For each line that holds "xlabel", copy the line out.

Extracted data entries
__________

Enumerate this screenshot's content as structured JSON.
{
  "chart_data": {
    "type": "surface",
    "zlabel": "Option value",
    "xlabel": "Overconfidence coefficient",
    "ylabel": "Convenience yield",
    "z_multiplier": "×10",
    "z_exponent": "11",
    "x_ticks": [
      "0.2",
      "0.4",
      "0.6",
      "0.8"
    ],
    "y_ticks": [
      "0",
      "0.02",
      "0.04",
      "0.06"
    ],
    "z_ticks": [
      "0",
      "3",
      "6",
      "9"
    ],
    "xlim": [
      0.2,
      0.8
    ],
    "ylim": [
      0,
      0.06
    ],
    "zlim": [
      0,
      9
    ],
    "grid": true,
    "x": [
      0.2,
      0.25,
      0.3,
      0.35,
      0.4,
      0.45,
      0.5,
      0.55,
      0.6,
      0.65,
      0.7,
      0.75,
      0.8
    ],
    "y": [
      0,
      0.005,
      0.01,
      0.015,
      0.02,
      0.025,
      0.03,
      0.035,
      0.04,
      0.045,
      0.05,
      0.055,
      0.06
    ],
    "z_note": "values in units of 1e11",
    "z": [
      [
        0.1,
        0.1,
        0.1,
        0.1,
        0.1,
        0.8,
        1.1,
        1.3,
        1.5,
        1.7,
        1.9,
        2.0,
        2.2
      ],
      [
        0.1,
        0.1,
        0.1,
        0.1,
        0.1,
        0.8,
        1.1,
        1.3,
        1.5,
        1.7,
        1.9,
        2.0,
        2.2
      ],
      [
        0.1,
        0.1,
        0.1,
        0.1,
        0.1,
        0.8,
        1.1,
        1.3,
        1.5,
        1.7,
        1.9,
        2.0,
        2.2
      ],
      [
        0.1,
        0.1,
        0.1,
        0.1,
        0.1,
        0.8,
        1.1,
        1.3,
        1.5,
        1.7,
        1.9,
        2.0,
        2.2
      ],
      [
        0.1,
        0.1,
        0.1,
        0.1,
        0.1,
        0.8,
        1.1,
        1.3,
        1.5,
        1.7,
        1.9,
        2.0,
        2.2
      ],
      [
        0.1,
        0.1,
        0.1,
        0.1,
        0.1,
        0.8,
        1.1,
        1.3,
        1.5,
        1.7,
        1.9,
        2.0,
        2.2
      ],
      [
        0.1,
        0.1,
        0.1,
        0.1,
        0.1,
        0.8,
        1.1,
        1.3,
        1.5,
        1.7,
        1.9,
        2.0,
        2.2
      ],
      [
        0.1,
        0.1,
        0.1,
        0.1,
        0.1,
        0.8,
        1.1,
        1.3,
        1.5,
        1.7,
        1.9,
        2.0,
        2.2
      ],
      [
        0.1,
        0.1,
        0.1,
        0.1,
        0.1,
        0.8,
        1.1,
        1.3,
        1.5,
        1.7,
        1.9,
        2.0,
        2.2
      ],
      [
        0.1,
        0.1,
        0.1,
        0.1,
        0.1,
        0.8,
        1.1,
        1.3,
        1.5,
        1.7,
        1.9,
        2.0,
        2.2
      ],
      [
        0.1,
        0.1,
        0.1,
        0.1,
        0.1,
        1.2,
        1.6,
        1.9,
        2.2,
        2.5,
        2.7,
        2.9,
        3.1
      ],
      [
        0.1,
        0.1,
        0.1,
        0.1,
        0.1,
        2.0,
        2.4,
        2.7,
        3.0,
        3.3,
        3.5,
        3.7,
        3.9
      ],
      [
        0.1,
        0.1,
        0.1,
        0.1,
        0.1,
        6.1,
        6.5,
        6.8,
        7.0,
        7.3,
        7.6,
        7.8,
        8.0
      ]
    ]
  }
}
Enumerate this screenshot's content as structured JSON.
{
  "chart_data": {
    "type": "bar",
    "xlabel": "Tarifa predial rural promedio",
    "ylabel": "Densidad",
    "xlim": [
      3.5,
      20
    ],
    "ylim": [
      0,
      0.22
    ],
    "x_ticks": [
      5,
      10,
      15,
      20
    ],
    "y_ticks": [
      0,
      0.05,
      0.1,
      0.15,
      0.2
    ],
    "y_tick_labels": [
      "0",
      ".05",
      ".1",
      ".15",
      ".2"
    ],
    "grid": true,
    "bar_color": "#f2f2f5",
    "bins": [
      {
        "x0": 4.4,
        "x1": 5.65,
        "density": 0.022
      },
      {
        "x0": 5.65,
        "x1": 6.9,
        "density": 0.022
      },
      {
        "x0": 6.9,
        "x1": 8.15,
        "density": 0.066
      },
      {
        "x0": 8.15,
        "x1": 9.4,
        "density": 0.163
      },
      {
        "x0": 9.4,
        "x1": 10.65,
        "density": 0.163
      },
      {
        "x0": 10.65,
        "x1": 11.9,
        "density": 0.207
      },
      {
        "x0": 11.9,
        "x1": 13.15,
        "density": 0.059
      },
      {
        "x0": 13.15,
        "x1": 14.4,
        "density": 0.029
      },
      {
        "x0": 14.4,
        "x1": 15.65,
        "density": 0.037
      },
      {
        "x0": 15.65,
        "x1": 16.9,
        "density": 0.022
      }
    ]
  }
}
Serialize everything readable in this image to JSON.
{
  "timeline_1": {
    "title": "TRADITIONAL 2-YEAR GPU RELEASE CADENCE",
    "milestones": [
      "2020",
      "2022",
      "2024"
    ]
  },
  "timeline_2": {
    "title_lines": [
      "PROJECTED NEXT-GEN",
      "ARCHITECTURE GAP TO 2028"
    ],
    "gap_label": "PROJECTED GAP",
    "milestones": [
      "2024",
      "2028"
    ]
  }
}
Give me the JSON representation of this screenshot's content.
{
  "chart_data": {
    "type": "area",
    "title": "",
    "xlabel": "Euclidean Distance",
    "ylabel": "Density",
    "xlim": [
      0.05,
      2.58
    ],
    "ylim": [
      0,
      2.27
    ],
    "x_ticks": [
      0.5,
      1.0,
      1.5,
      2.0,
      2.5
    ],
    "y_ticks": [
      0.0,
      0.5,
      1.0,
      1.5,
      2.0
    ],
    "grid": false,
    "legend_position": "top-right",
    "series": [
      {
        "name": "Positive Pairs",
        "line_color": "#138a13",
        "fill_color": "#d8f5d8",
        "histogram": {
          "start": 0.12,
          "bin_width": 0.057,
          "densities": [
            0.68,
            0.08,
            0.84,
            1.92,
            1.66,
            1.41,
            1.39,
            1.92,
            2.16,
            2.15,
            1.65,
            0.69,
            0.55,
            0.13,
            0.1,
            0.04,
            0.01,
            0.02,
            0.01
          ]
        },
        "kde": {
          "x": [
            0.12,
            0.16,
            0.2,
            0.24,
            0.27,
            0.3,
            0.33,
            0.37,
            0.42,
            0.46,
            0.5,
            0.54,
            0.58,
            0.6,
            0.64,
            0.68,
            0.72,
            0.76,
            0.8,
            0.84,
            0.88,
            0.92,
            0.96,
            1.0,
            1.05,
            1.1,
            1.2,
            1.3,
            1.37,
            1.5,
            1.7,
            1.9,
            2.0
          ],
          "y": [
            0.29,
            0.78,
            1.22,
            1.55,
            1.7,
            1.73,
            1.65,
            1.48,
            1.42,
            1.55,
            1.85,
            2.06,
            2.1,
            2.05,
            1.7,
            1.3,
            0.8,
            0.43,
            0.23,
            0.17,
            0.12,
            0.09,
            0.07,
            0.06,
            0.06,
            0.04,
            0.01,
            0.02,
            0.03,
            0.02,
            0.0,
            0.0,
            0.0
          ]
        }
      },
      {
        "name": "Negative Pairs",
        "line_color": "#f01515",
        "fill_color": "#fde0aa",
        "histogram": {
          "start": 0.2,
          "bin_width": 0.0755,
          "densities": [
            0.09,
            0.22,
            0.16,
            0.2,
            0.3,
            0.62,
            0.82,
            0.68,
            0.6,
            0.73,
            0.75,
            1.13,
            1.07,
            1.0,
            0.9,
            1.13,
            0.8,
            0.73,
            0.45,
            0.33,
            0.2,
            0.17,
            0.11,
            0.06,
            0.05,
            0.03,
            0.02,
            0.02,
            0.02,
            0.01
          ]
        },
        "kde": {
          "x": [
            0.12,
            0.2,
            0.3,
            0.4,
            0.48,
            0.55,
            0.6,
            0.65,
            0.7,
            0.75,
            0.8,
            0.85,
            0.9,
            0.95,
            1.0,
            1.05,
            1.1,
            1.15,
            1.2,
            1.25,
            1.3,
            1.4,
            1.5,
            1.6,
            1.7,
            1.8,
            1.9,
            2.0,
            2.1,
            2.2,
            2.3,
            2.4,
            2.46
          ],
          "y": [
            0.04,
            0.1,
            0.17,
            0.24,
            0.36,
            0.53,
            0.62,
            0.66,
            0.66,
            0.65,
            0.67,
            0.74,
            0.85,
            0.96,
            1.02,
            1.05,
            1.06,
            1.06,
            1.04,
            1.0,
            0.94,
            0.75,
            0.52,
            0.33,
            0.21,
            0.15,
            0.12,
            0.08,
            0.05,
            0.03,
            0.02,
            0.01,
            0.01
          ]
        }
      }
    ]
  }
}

__________

Finished exercise
    "xlabel": "Overconfidence coefficient",
    "xlabel": "Tarifa predial rural promedio",
    "xlabel": "Euclidean Distance",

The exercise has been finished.